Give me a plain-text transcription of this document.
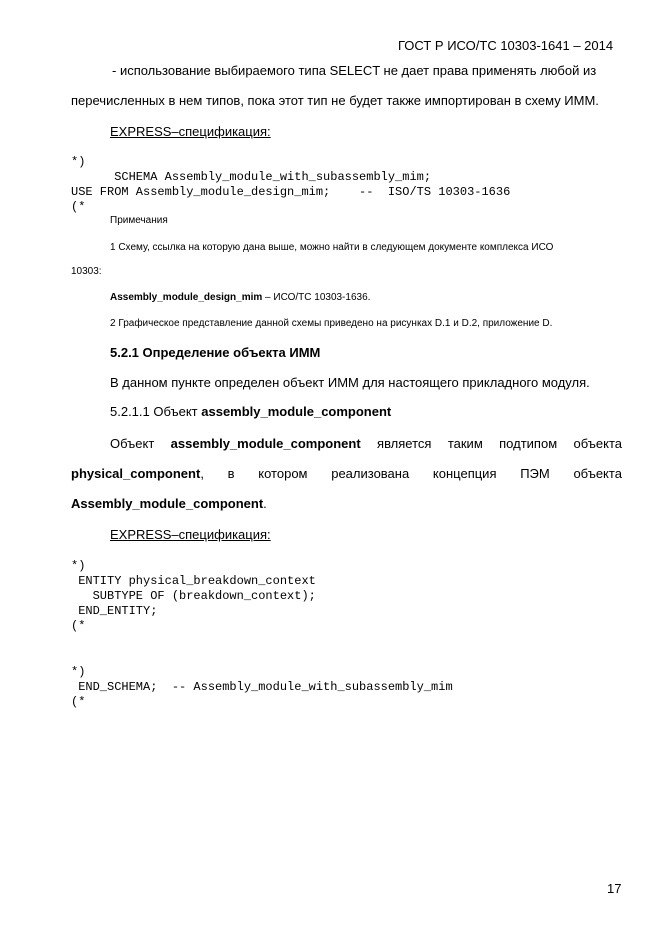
ГОСТ Р ИСО/ТС 10303-1641 – 2014
- использование выбираемого типа SELECT не дает права применять любой из
перечисленных в нем типов, пока этот тип не будет также импортирован в схему ИММ.
EXPRESS–спецификация:
*)
SCHEMA Assembly_module_with_subassembly_mim;
USE FROM Assembly_module_design_mim;    --  ISO/TS 10303-1636
(*
Примечания
1 Схему, ссылка на которую дана выше, можно найти в следующем документе комплекса ИСО
10303:
Assembly_module_design_mim – ИСО/ТС 10303-1636.
2 Графическое представление данной схемы приведено на рисунках D.1 и D.2, приложение D.
5.2.1 Определение объекта ИММ
В данном пункте определен объект ИММ для настоящего прикладного модуля.
5.2.1.1 Объект assembly_module_component
Объект assembly_module_component является таким подтипом объекта
physical_component, в котором реализована концепция ПЭМ объекта
Assembly_module_component.
EXPRESS–спецификация:
*)
ENTITY physical_breakdown_context
SUBTYPE OF (breakdown_context);
END_ENTITY;
(*
*)
END_SCHEMA;  -- Assembly_module_with_subassembly_mim
(*
17
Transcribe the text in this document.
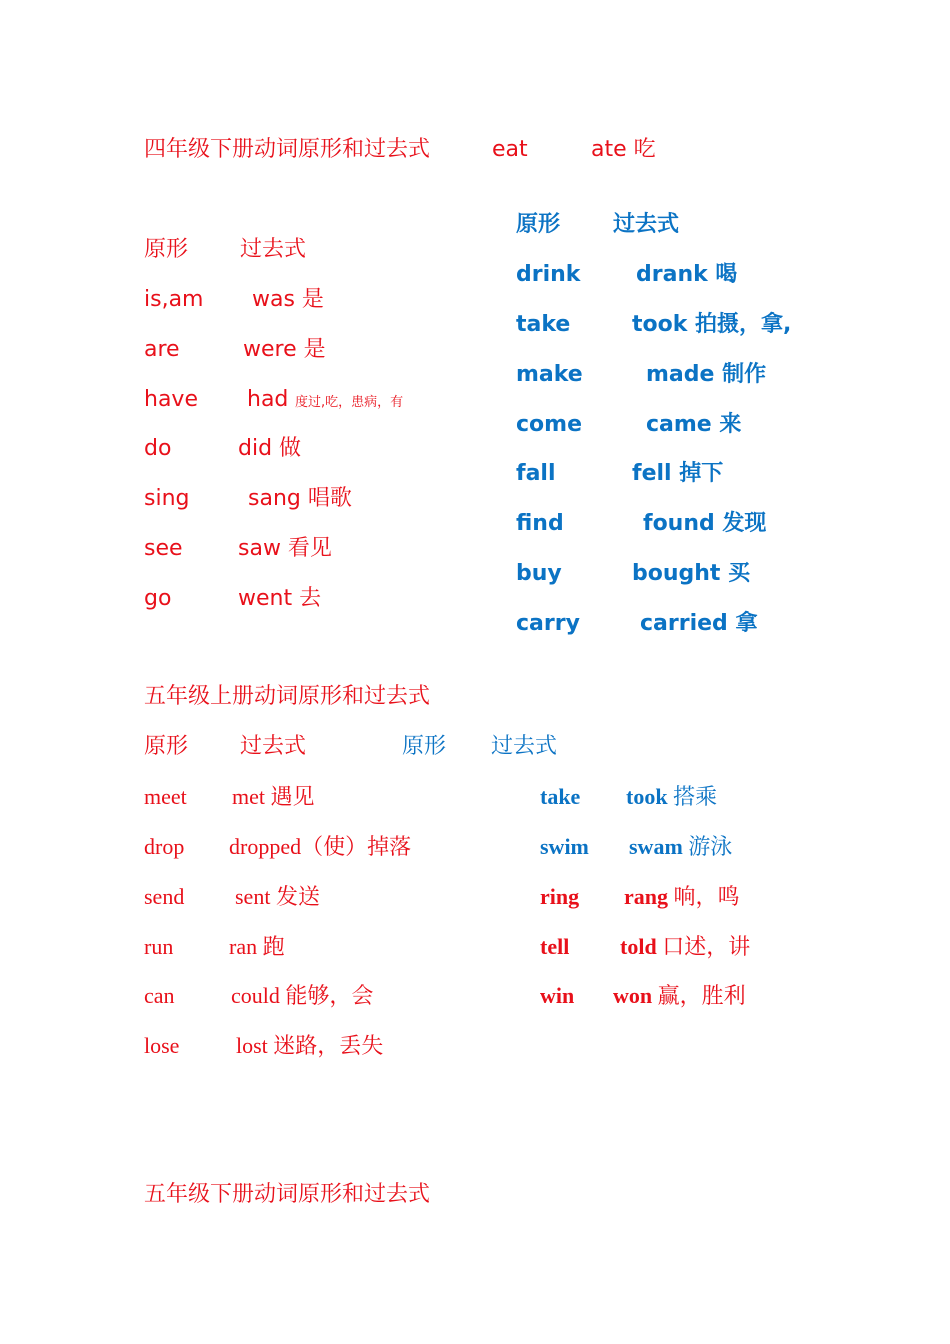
四年级下册动词原形和过去式	eat	ate 吃
原形 过去式
is,am was 是
are	were 是
have had 度过,吃，患病，有
do	did 做
sing	sang 唱歌
see	saw 看见
go	went 去
原形 过去式
drink	drank 喝
take	took 拍摄，拿,
make	made 制作
come	came 来
fall	fell 掉下
find	found 发现
buy	bought 买
carry	carried 拿
五年级上册动词原形和过去式
原形 过去式	原形 过去式
meet met 遇见
drop dropped（使）掉落
send sent 发送
run	ran 跑
can	could 能够，会
lose	lost 迷路，丢失
take took 搭乘
swim swam 游泳
ring rang 响，鸣
tell told 口述，讲
win won 赢，胜利
五年级下册动词原形和过去式
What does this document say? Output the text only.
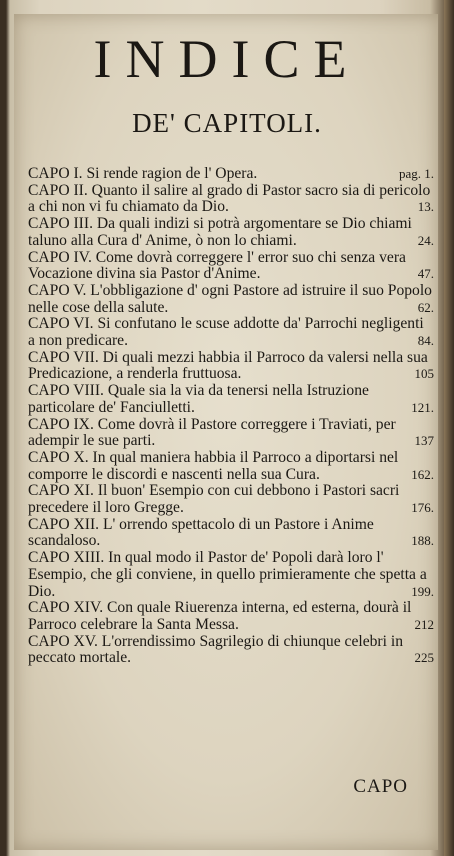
INDICE
DE' CAPITOLI.

CAPO I. Si rende ragion de l' Opera.	pag. 1.

CAPO II. Quanto il salire al grado di Pastor sacro sia di pericolo a chi non vi fu chiamato da Dio.	13.

CAPO III. Da quali indizi si potrà argomentare se Dio chiami taluno alla Cura d' Anime, ò non lo chiami.	24.

CAPO IV. Come dovrà correggere l' error suo chi senza vera Vocazione divina sia Pastor d'Anime.	47.

CAPO V. L'obbligazione d' ogni Pastore ad istruire il suo Popolo nelle cose della salute.	62.

CAPO VI. Si confutano le scuse addotte da' Parrochi negligenti a non predicare.	84.

CAPO VII. Di quali mezzi habbia il Parroco da valersi nella sua Predicazione, a renderla fruttuosa.	105

CAPO VIII. Quale sia la via da tenersi nella Istruzione particolare de' Fanciulletti.	121.

CAPO IX. Come dovrà il Pastore correggere i Traviati, per adempir le sue parti.	137

CAPO X. In qual maniera habbia il Parroco a diportarsi nel comporre le discordi e nascenti nella sua Cura.	162.

CAPO XI. Il buon' Esempio con cui debbono i Pastori sacri precedere il loro Gregge.	176.

CAPO XII. L' orrendo spettacolo di un Pastore i Anime scandaloso.	188.

CAPO XIII. In qual modo il Pastor de' Popoli darà loro l' Esempio, che gli conviene, in quello primieramente che spetta a Dio.	199.

CAPO XIV. Con quale Riuerenza interna, ed esterna, dourà il Parroco celebrare la Santa Messa.	212

CAPO XV. L'orrendissimo Sagrilegio di chiunque celebri in peccato mortale.	225

CAPO
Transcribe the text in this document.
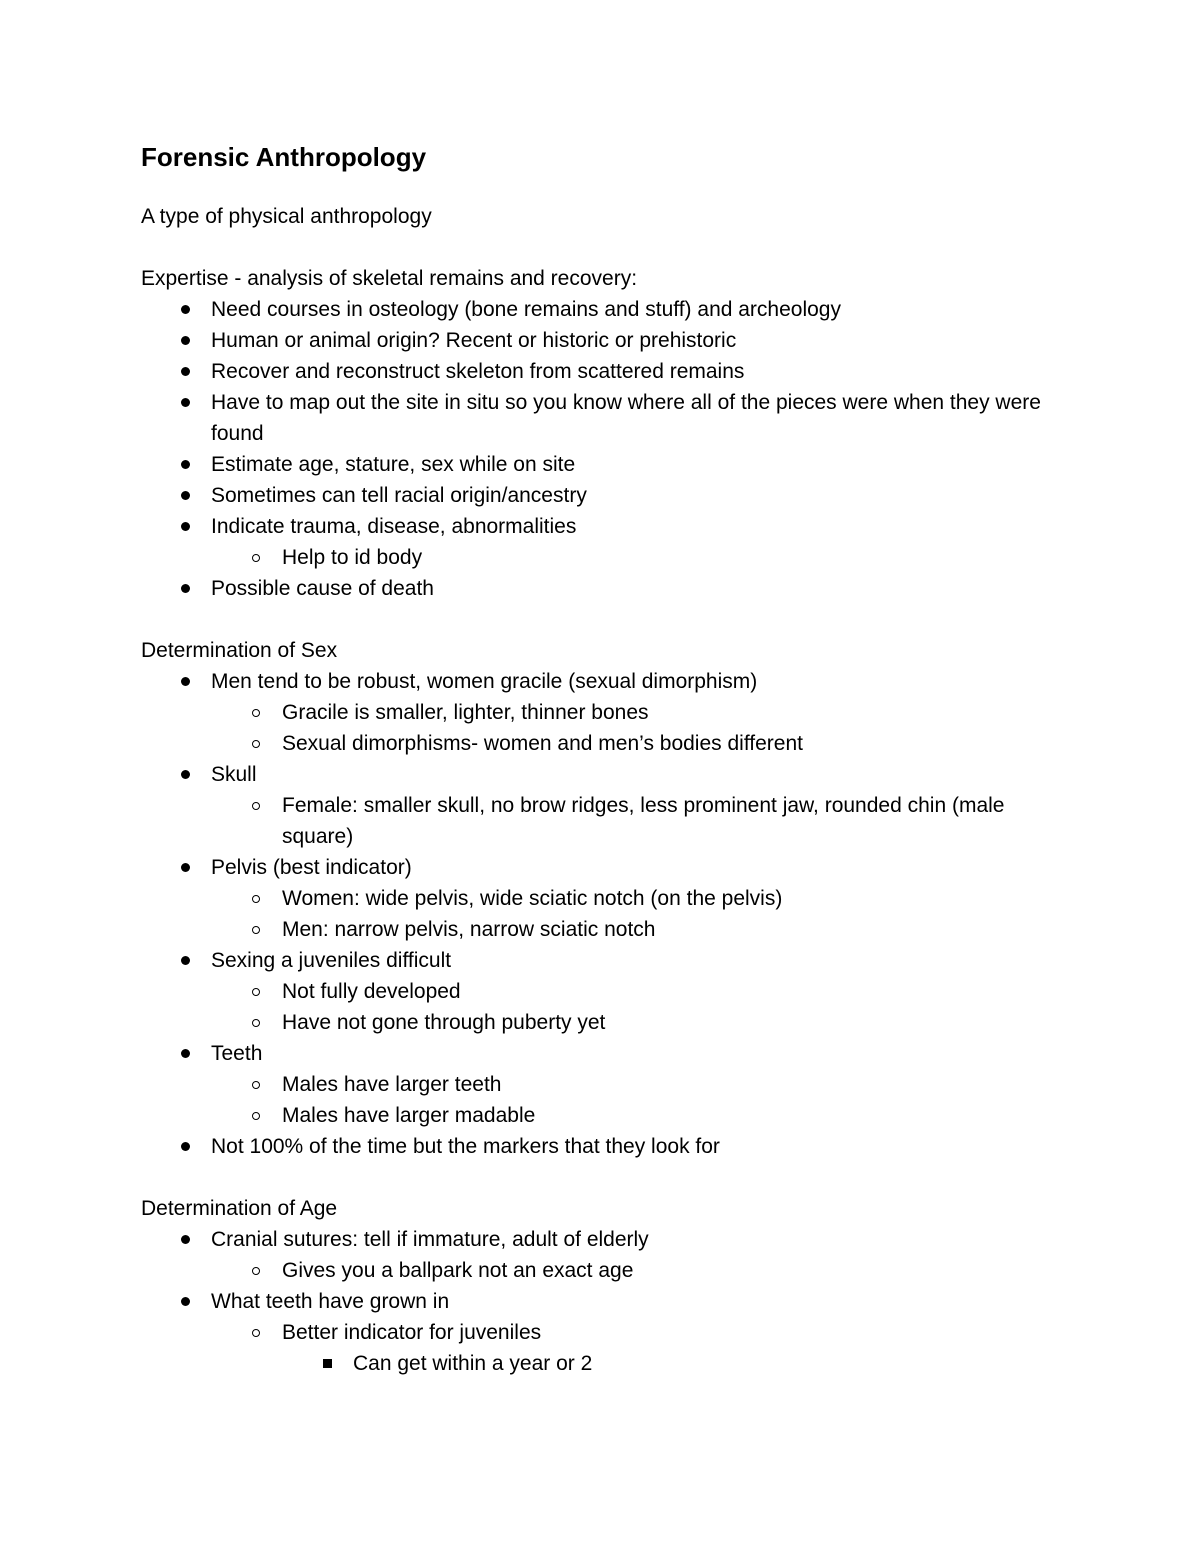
Forensic Anthropology

A type of physical anthropology

Expertise - analysis of skeletal remains and recovery:

Need courses in osteology (bone remains and stuff) and archeology
Human or animal origin? Recent or historic or prehistoric
Recover and reconstruct skeleton from scattered remains
Have to map out the site in situ so you know where all of the pieces were when they were found
Estimate age, stature, sex while on site
Sometimes can tell racial origin/ancestry
Indicate trauma, disease, abnormalities
Help to id body
Possible cause of death

Determination of Sex

Men tend to be robust, women gracile (sexual dimorphism)
Gracile is smaller, lighter, thinner bones
Sexual dimorphisms- women and men’s bodies different
Skull
Female: smaller skull, no brow ridges, less prominent jaw, rounded chin (male square)
Pelvis (best indicator)
Women: wide pelvis, wide sciatic notch (on the pelvis)
Men: narrow pelvis, narrow sciatic notch
Sexing a juveniles difficult
Not fully developed
Have not gone through puberty yet
Teeth
Males have larger teeth
Males have larger madable
Not 100% of the time but the markers that they look for

Determination of Age

Cranial sutures: tell if immature, adult of elderly
Gives you a ballpark not an exact age
What teeth have grown in
Better indicator for juveniles
Can get within a year or 2
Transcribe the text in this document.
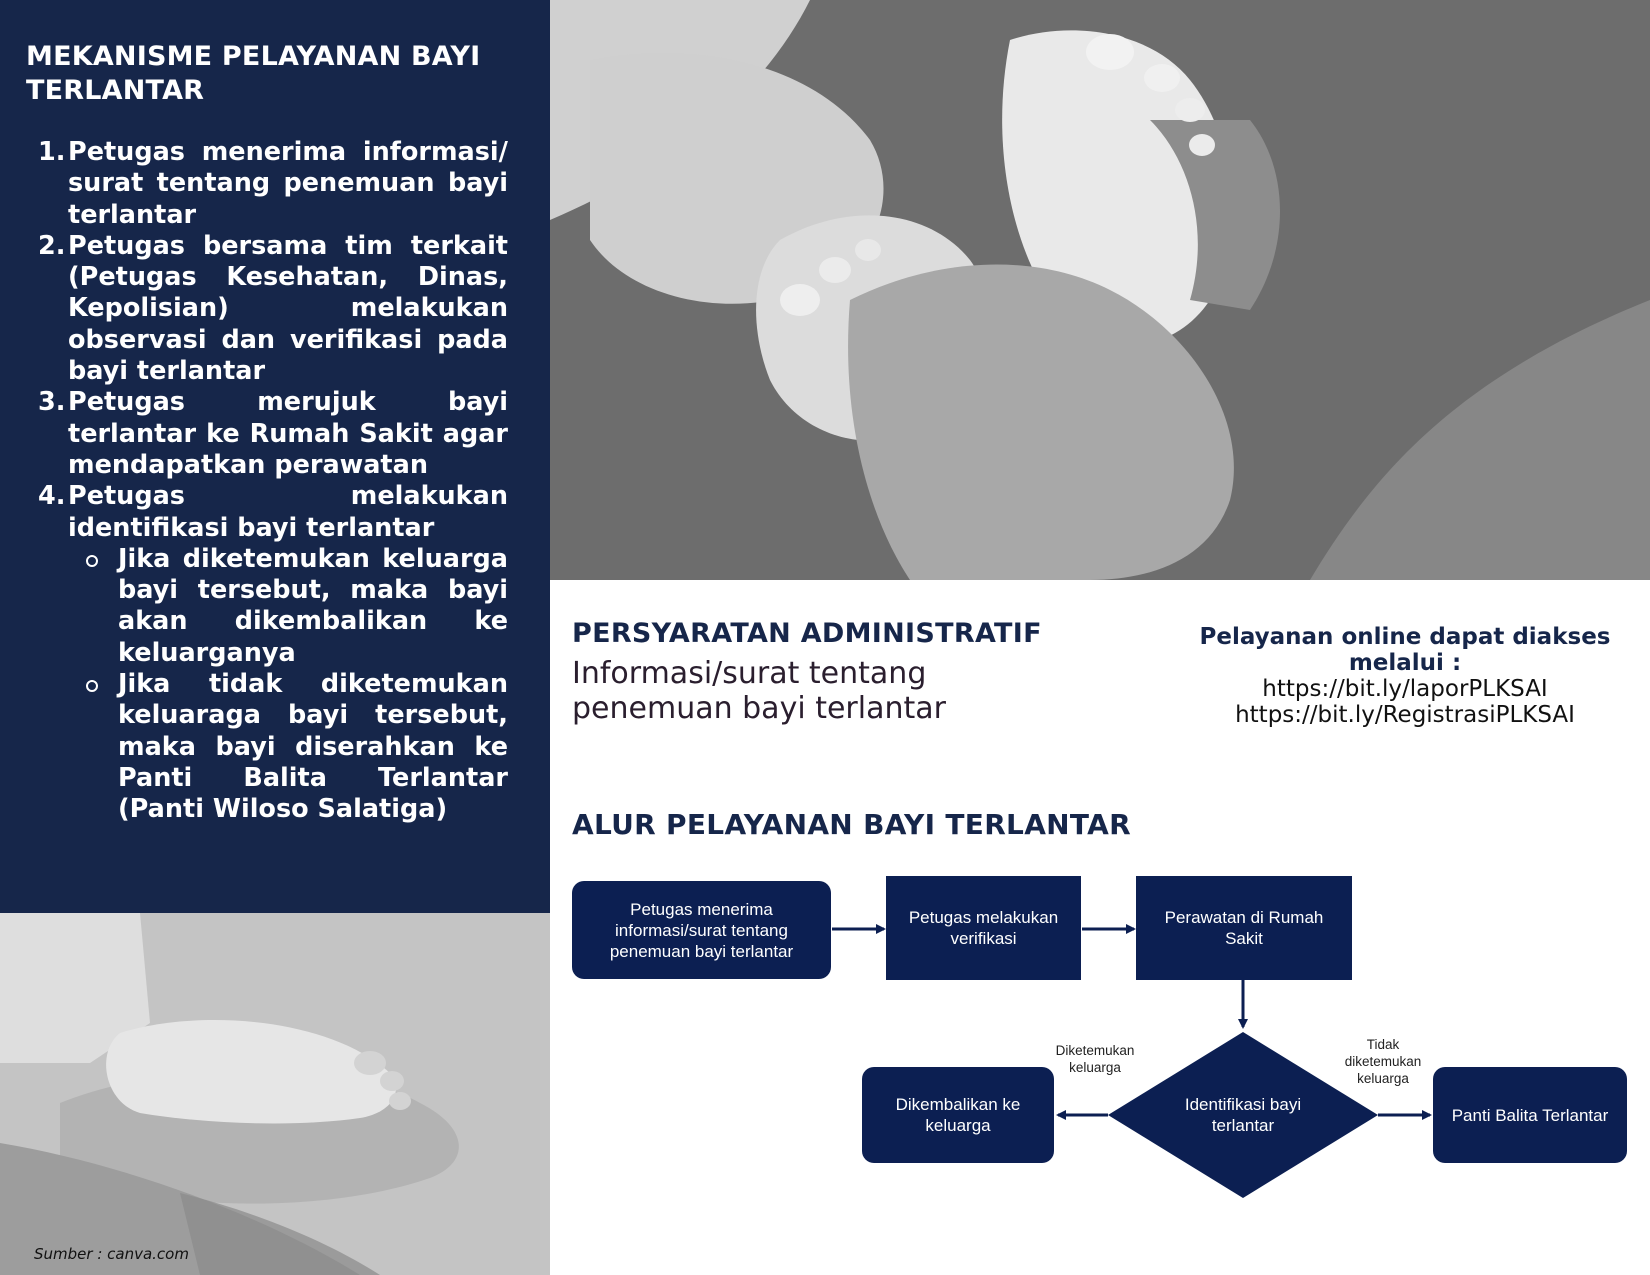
MEKANISME PELAYANAN BAYI TERLANTAR
1. Petugas menerima informasi/ surat tentang penemuan bayi terlantar
2. Petugas bersama tim terkait (Petugas Kesehatan, Dinas, Kepolisian) melakukan observasi dan verifikasi pada bayi terlantar
3. Petugas merujuk bayi terlantar ke Rumah Sakit agar mendapatkan perawatan
4. Petugas melakukan identifikasi bayi terlantar
Jika diketemukan keluarga bayi tersebut, maka bayi akan dikembalikan ke keluarganya
Jika tidak diketemukan keluaraga bayi tersebut, maka bayi diserahkan ke Panti Balita Terlantar (Panti Wiloso Salatiga)
Sumber : canva.com
PERSYARATAN ADMINISTRATIF
Informasi/surat tentang penemuan bayi terlantar
Pelayanan online dapat diakses melalui :
https://bit.ly/laporPLKSAI
https://bit.ly/RegistrasiPLKSAI
ALUR PELAYANAN BAYI TERLANTAR
Petugas menerima informasi/surat tentang penemuan bayi terlantar
Petugas melakukan verifikasi
Perawatan di Rumah Sakit
Identifikasi bayi terlantar
Dikembalikan ke keluarga
Panti Balita Terlantar
Diketemukan keluarga
Tidak diketemukan keluarga
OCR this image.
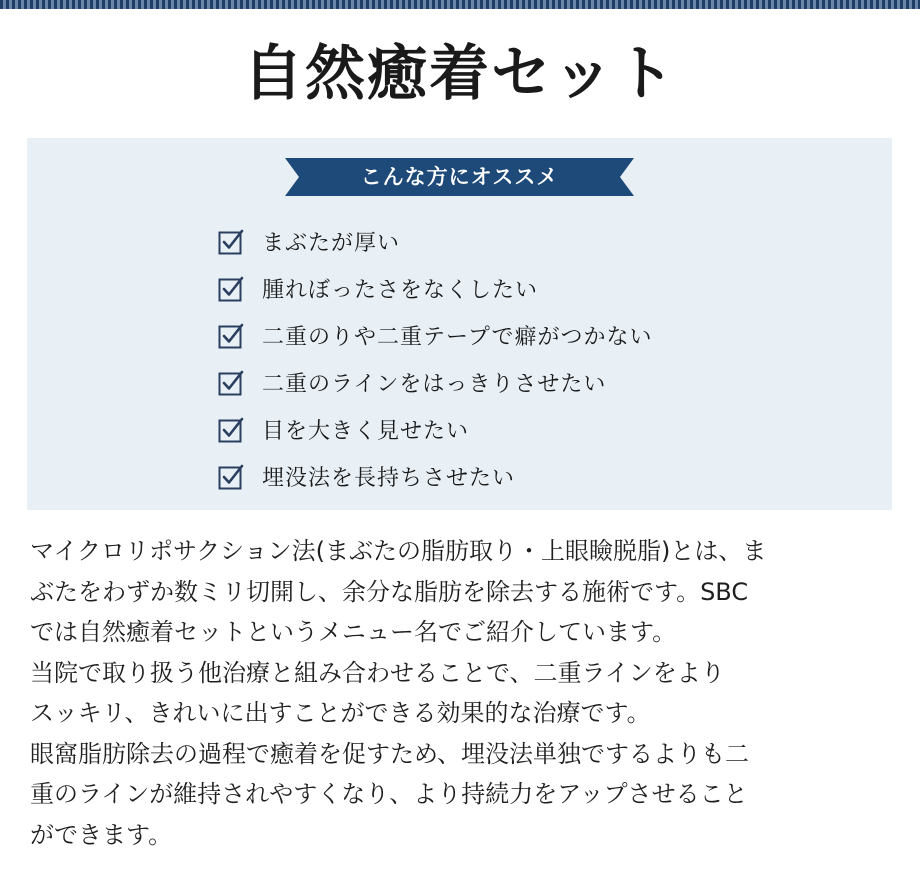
自然癒着セット
こんな方にオススメ
まぶたが厚い
腫れぼったさをなくしたい
二重のりや二重テープで癖がつかない
二重のラインをはっきりさせたい
目を大きく見せたい
埋没法を長持ちさせたい
マイクロリポサクション法(まぶたの脂肪取り・上眼瞼脱脂)とは、ま
ぶたをわずか数ミリ切開し、余分な脂肪を除去する施術です。SBC
では自然癒着セットというメニュー名でご紹介しています。
当院で取り扱う他治療と組み合わせることで、二重ラインをより
スッキリ、きれいに出すことができる効果的な治療です。
眼窩脂肪除去の過程で癒着を促すため、埋没法単独でするよりも二
重のラインが維持されやすくなり、より持続力をアップさせること
ができます。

= = = = = = =

WHAT YOU WILL DO: Say the number of lines in the listing that hold "notch", with no added words.

CORRECT RESPONSE: 2